__Objective__
Leave the pictures out and transcribe every record exactly.

__Material__
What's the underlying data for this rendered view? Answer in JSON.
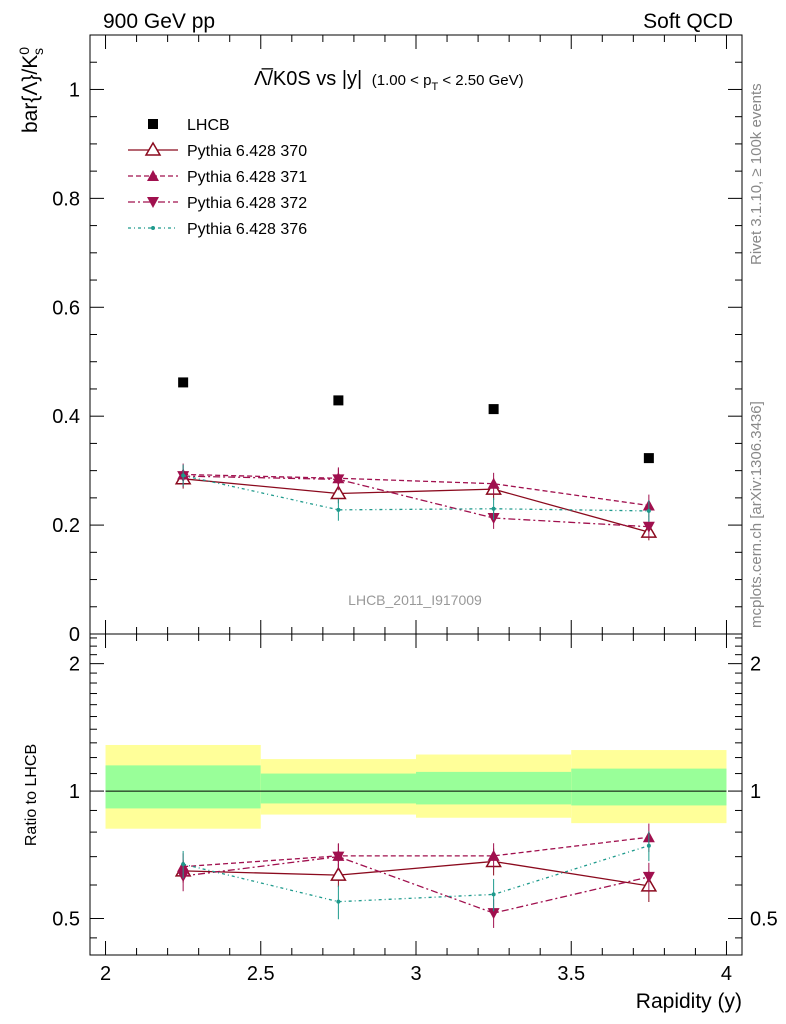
{
  "header": {
    "left": "900 GeV pp",
    "right": "Soft QCD"
  },
  "side_labels": {
    "rivet": "Rivet 3.1.10, ≥ 100k events",
    "mcplots": "mcplots.cern.ch [arXiv:1306.3436]"
  },
  "chart_data": [
    {
      "type": "scatter",
      "title": "Λ̅/K0S vs |y|",
      "title_suffix": "(1.00 < p",
      "title_suffix_sub": "T",
      "title_suffix_end": " < 2.50 GeV)",
      "ylabel": "bar{Λ}/K",
      "ylabel_sup": "0",
      "ylabel_sub": "s",
      "watermark": "LHCB_2011_I917009",
      "xlim": [
        1.95,
        4.05
      ],
      "ylim": [
        0,
        1.1
      ],
      "yticks": [
        {
          "v": 0,
          "label": "0"
        },
        {
          "v": 0.2,
          "label": "0.2"
        },
        {
          "v": 0.4,
          "label": "0.4"
        },
        {
          "v": 0.6,
          "label": "0.6"
        },
        {
          "v": 0.8,
          "label": "0.8"
        },
        {
          "v": 1.0,
          "label": "1"
        }
      ],
      "x": [
        2.25,
        2.75,
        3.25,
        3.75
      ],
      "series": [
        {
          "name": "LHCB",
          "color": "#000000",
          "marker": "square",
          "line": "none",
          "values": [
            0.462,
            0.429,
            0.413,
            0.323
          ],
          "errors": [
            0,
            0,
            0,
            0
          ]
        },
        {
          "name": "Pythia 6.428 370",
          "color": "#8b0a1e",
          "marker": "triangle-open",
          "line": "solid",
          "values": [
            0.285,
            0.258,
            0.266,
            0.187
          ],
          "errors": [
            0.018,
            0.018,
            0.02,
            0.015
          ]
        },
        {
          "name": "Pythia 6.428 371",
          "color": "#a0104e",
          "marker": "triangle-up",
          "line": "dashed",
          "values": [
            0.293,
            0.286,
            0.276,
            0.236
          ],
          "errors": [
            0.02,
            0.02,
            0.02,
            0.02
          ]
        },
        {
          "name": "Pythia 6.428 372",
          "color": "#a0104e",
          "marker": "triangle-down",
          "line": "dashdot",
          "values": [
            0.29,
            0.284,
            0.213,
            0.197
          ],
          "errors": [
            0.02,
            0.02,
            0.02,
            0.02
          ]
        },
        {
          "name": "Pythia 6.428 376",
          "color": "#1e9a8c",
          "marker": "dot",
          "line": "dashdotted",
          "values": [
            0.291,
            0.228,
            0.23,
            0.226
          ],
          "errors": [
            0.02,
            0.02,
            0.02,
            0.02
          ]
        }
      ]
    },
    {
      "type": "scatter",
      "ylabel": "Ratio to LHCB",
      "xlabel": "Rapidity (y)",
      "yscale": "log",
      "xlim": [
        1.95,
        4.05
      ],
      "ylim": [
        0.41,
        2.35
      ],
      "xticks": [
        {
          "v": 2,
          "label": "2"
        },
        {
          "v": 2.5,
          "label": "2.5"
        },
        {
          "v": 3,
          "label": "3"
        },
        {
          "v": 3.5,
          "label": "3.5"
        },
        {
          "v": 4,
          "label": "4"
        }
      ],
      "yticks": [
        {
          "v": 0.5,
          "label": "0.5"
        },
        {
          "v": 1,
          "label": "1"
        },
        {
          "v": 2,
          "label": "2"
        }
      ],
      "bins": [
        [
          2.0,
          2.5
        ],
        [
          2.5,
          3.0
        ],
        [
          3.0,
          3.5
        ],
        [
          3.5,
          4.0
        ]
      ],
      "band_outer": [
        [
          0.815,
          1.285
        ],
        [
          0.88,
          1.19
        ],
        [
          0.865,
          1.22
        ],
        [
          0.84,
          1.25
        ]
      ],
      "band_inner": [
        [
          0.91,
          1.15
        ],
        [
          0.935,
          1.1
        ],
        [
          0.93,
          1.11
        ],
        [
          0.925,
          1.13
        ]
      ],
      "x": [
        2.25,
        2.75,
        3.25,
        3.75
      ],
      "series": [
        {
          "name": "Pythia 6.428 370",
          "color": "#8b0a1e",
          "marker": "triangle-open",
          "line": "solid",
          "values": [
            0.648,
            0.633,
            0.682,
            0.597
          ],
          "errors": [
            0.04,
            0.04,
            0.05,
            0.05
          ]
        },
        {
          "name": "Pythia 6.428 371",
          "color": "#a0104e",
          "marker": "triangle-up",
          "line": "dashed",
          "values": [
            0.663,
            0.703,
            0.703,
            0.778
          ],
          "errors": [
            0.05,
            0.05,
            0.05,
            0.06
          ]
        },
        {
          "name": "Pythia 6.428 372",
          "color": "#a0104e",
          "marker": "triangle-down",
          "line": "dashdot",
          "values": [
            0.63,
            0.7,
            0.515,
            0.627
          ],
          "errors": [
            0.05,
            0.05,
            0.04,
            0.05
          ]
        },
        {
          "name": "Pythia 6.428 376",
          "color": "#1e9a8c",
          "marker": "dot",
          "line": "dashdotted",
          "values": [
            0.672,
            0.548,
            0.57,
            0.743
          ],
          "errors": [
            0.05,
            0.05,
            0.05,
            0.06
          ]
        }
      ]
    }
  ]
}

__Solution below__
What's the underlying data for this rendered view? Answer in JSON.
{
  "header": {
    "left": "900 GeV pp",
    "right": "Soft QCD"
  },
  "side_labels": {
    "rivet": "Rivet 3.1.10, ≥ 100k events",
    "mcplots": "mcplots.cern.ch [arXiv:1306.3436]"
  },
  "chart_data": [
    {
      "type": "scatter",
      "title": "Λ̅/K0S vs |y|",
      "title_suffix": "(1.00 < p",
      "title_suffix_sub": "T",
      "title_suffix_end": " < 2.50 GeV)",
      "ylabel": "bar{Λ}/K",
      "ylabel_sup": "0",
      "ylabel_sub": "s",
      "watermark": "LHCB_2011_I917009",
      "xlim": [
        1.95,
        4.05
      ],
      "ylim": [
        0,
        1.1
      ],
      "yticks": [
        {
          "v": 0,
          "label": "0"
        },
        {
          "v": 0.2,
          "label": "0.2"
        },
        {
          "v": 0.4,
          "label": "0.4"
        },
        {
          "v": 0.6,
          "label": "0.6"
        },
        {
          "v": 0.8,
          "label": "0.8"
        },
        {
          "v": 1.0,
          "label": "1"
        }
      ],
      "x": [
        2.25,
        2.75,
        3.25,
        3.75
      ],
      "series": [
        {
          "name": "LHCB",
          "color": "#000000",
          "marker": "square",
          "line": "none",
          "values": [
            0.462,
            0.429,
            0.413,
            0.323
          ],
          "errors": [
            0,
            0,
            0,
            0
          ]
        },
        {
          "name": "Pythia 6.428 370",
          "color": "#8b0a1e",
          "marker": "triangle-open",
          "line": "solid",
          "values": [
            0.285,
            0.258,
            0.266,
            0.187
          ],
          "errors": [
            0.018,
            0.018,
            0.02,
            0.015
          ]
        },
        {
          "name": "Pythia 6.428 371",
          "color": "#a0104e",
          "marker": "triangle-up",
          "line": "dashed",
          "values": [
            0.293,
            0.286,
            0.276,
            0.236
          ],
          "errors": [
            0.02,
            0.02,
            0.02,
            0.02
          ]
        },
        {
          "name": "Pythia 6.428 372",
          "color": "#a0104e",
          "marker": "triangle-down",
          "line": "dashdot",
          "values": [
            0.29,
            0.284,
            0.213,
            0.197
          ],
          "errors": [
            0.02,
            0.02,
            0.02,
            0.02
          ]
        },
        {
          "name": "Pythia 6.428 376",
          "color": "#1e9a8c",
          "marker": "dot",
          "line": "dashdotted",
          "values": [
            0.291,
            0.228,
            0.23,
            0.226
          ],
          "errors": [
            0.02,
            0.02,
            0.02,
            0.02
          ]
        }
      ]
    },
    {
      "type": "scatter",
      "ylabel": "Ratio to LHCB",
      "xlabel": "Rapidity (y)",
      "yscale": "log",
      "xlim": [
        1.95,
        4.05
      ],
      "ylim": [
        0.41,
        2.35
      ],
      "xticks": [
        {
          "v": 2,
          "label": "2"
        },
        {
          "v": 2.5,
          "label": "2.5"
        },
        {
          "v": 3,
          "label": "3"
        },
        {
          "v": 3.5,
          "label": "3.5"
        },
        {
          "v": 4,
          "label": "4"
        }
      ],
      "yticks": [
        {
          "v": 0.5,
          "label": "0.5"
        },
        {
          "v": 1,
          "label": "1"
        },
        {
          "v": 2,
          "label": "2"
        }
      ],
      "bins": [
        [
          2.0,
          2.5
        ],
        [
          2.5,
          3.0
        ],
        [
          3.0,
          3.5
        ],
        [
          3.5,
          4.0
        ]
      ],
      "band_outer": [
        [
          0.815,
          1.285
        ],
        [
          0.88,
          1.19
        ],
        [
          0.865,
          1.22
        ],
        [
          0.84,
          1.25
        ]
      ],
      "band_inner": [
        [
          0.91,
          1.15
        ],
        [
          0.935,
          1.1
        ],
        [
          0.93,
          1.11
        ],
        [
          0.925,
          1.13
        ]
      ],
      "x": [
        2.25,
        2.75,
        3.25,
        3.75
      ],
      "series": [
        {
          "name": "Pythia 6.428 370",
          "color": "#8b0a1e",
          "marker": "triangle-open",
          "line": "solid",
          "values": [
            0.648,
            0.633,
            0.682,
            0.597
          ],
          "errors": [
            0.04,
            0.04,
            0.05,
            0.05
          ]
        },
        {
          "name": "Pythia 6.428 371",
          "color": "#a0104e",
          "marker": "triangle-up",
          "line": "dashed",
          "values": [
            0.663,
            0.703,
            0.703,
            0.778
          ],
          "errors": [
            0.05,
            0.05,
            0.05,
            0.06
          ]
        },
        {
          "name": "Pythia 6.428 372",
          "color": "#a0104e",
          "marker": "triangle-down",
          "line": "dashdot",
          "values": [
            0.63,
            0.7,
            0.515,
            0.627
          ],
          "errors": [
            0.05,
            0.05,
            0.04,
            0.05
          ]
        },
        {
          "name": "Pythia 6.428 376",
          "color": "#1e9a8c",
          "marker": "dot",
          "line": "dashdotted",
          "values": [
            0.672,
            0.548,
            0.57,
            0.743
          ],
          "errors": [
            0.05,
            0.05,
            0.05,
            0.06
          ]
        }
      ]
    }
  ]
}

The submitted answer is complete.